> [INSTRUCTION]: Pick out each line of the records that includes the string "given", and copy it.

> [DATA EXCERPTS]:
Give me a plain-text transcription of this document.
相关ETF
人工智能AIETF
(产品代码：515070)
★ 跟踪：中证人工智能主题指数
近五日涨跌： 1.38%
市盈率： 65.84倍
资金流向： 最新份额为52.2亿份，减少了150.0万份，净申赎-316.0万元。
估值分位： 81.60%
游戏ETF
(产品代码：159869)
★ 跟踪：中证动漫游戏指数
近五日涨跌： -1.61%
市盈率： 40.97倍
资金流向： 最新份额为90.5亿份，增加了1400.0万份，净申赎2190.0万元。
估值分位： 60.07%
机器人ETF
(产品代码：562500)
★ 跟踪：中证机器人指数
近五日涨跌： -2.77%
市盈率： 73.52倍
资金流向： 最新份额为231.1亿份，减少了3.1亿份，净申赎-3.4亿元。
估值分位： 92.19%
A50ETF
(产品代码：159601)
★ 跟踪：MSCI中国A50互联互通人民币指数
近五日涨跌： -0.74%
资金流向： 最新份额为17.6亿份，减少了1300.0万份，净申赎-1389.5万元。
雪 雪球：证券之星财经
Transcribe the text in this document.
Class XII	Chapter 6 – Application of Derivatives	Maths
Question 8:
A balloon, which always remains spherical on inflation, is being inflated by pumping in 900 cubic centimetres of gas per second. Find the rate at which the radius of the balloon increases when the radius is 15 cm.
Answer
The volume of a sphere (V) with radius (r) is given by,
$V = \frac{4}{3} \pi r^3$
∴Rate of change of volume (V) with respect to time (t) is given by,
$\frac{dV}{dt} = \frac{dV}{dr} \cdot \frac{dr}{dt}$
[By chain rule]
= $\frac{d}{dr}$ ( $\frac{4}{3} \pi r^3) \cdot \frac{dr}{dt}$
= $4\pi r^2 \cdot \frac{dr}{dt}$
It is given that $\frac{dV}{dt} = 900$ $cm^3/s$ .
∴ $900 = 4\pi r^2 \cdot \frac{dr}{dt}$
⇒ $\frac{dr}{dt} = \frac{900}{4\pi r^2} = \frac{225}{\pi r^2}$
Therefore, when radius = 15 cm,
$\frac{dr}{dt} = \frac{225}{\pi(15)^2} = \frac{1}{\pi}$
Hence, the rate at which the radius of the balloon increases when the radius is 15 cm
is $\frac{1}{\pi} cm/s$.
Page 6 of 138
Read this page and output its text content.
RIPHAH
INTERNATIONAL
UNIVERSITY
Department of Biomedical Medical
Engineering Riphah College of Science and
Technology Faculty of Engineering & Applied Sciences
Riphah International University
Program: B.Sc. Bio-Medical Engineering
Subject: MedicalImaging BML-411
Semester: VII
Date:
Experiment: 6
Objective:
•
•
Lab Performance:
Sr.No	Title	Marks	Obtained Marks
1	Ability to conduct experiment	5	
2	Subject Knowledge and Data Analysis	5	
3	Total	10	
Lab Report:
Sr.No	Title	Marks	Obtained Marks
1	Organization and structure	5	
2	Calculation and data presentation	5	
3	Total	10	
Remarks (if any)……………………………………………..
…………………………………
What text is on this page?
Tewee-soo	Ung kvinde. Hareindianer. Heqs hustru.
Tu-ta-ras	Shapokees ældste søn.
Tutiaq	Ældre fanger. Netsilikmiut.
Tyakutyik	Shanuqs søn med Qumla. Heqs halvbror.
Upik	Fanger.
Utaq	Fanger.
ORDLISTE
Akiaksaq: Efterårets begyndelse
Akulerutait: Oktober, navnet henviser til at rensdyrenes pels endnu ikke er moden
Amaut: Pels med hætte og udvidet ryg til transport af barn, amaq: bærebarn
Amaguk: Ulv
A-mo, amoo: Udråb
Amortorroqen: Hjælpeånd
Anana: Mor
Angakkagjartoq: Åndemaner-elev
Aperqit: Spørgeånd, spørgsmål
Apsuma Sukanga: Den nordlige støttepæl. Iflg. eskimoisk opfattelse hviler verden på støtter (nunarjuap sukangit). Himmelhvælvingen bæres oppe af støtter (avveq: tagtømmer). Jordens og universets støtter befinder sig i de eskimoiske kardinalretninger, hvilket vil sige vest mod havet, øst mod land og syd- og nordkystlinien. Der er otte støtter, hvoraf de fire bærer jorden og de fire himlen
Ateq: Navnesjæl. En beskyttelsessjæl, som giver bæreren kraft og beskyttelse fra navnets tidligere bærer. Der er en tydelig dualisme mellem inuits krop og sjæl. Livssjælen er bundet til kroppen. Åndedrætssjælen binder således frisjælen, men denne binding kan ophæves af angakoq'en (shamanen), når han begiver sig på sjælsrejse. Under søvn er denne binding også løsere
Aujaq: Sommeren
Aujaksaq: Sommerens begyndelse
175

> [TASK RESULT]:
The volume of a sphere (V) with radius (r) is given by,
∴Rate of change of volume (V) with respect to time (t) is given by,
It is given that $\frac{dV}{dt} = 900$ $cm^3/s$ .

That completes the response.